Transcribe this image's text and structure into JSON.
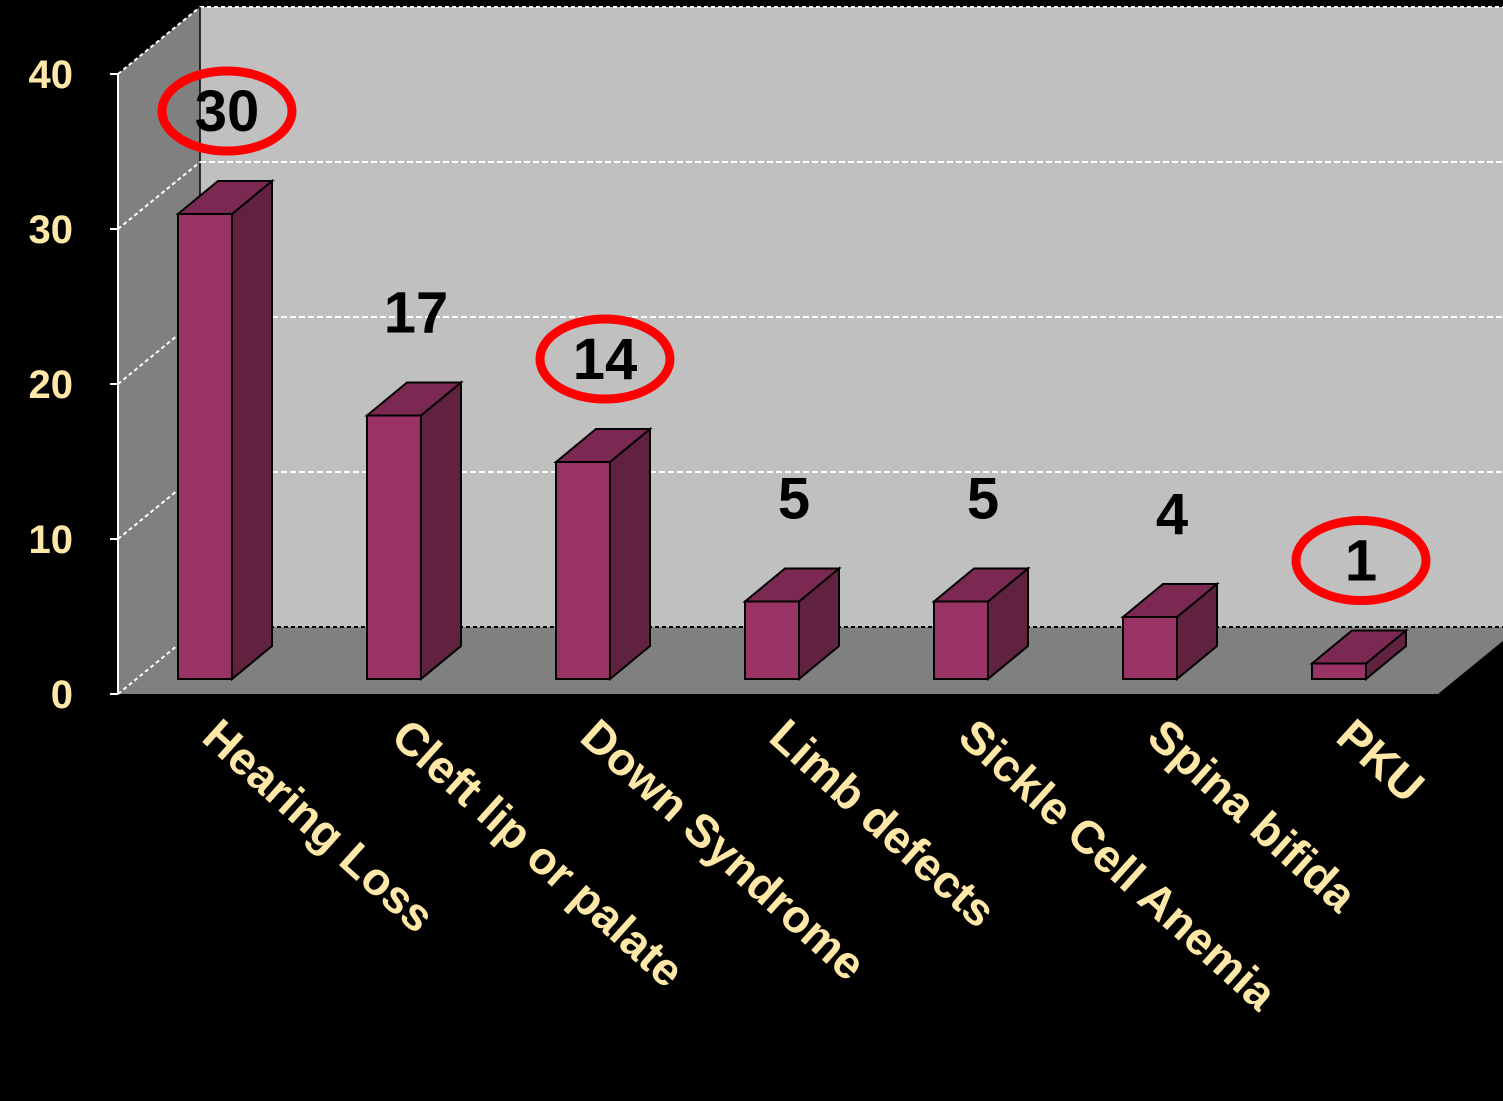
{
  "chart_data": {
    "type": "bar",
    "categories": [
      "Hearing Loss",
      "Cleft lip or palate",
      "Down Syndrome",
      "Limb defects",
      "Sickle Cell Anemia",
      "Spina bifida",
      "PKU"
    ],
    "values": [
      30,
      17,
      14,
      5,
      5,
      4,
      1
    ],
    "ylim": [
      0,
      40
    ],
    "yticks": [
      0,
      10,
      20,
      30,
      40
    ],
    "highlighted_categories": [
      "Hearing Loss",
      "Down Syndrome",
      "PKU"
    ],
    "grid": true,
    "style": "3d-bar"
  },
  "colors": {
    "background": "#000000",
    "back_wall": "#C0C0C0",
    "side_wall": "#808080",
    "floor": "#808080",
    "bar_front": "#993366",
    "bar_side": "#612240",
    "bar_top": "#7B2952",
    "label_text": "#FFE7A8",
    "highlight": "#FF0000"
  }
}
• • • • •
▸ Exercise details: Set down the lines of the records above exactly, apart from the pictures.

▸ Task solution:
Transcribe this image's text and structure into JSON.
{
  "chart_data": {
    "type": "bar",
    "categories": [
      "Hearing Loss",
      "Cleft lip or palate",
      "Down Syndrome",
      "Limb defects",
      "Sickle Cell Anemia",
      "Spina bifida",
      "PKU"
    ],
    "values": [
      30,
      17,
      14,
      5,
      5,
      4,
      1
    ],
    "ylim": [
      0,
      40
    ],
    "yticks": [
      0,
      10,
      20,
      30,
      40
    ],
    "highlighted_categories": [
      "Hearing Loss",
      "Down Syndrome",
      "PKU"
    ],
    "grid": true,
    "style": "3d-bar"
  },
  "colors": {
    "background": "#000000",
    "back_wall": "#C0C0C0",
    "side_wall": "#808080",
    "floor": "#808080",
    "bar_front": "#993366",
    "bar_side": "#612240",
    "bar_top": "#7B2952",
    "label_text": "#FFE7A8",
    "highlight": "#FF0000"
  }
}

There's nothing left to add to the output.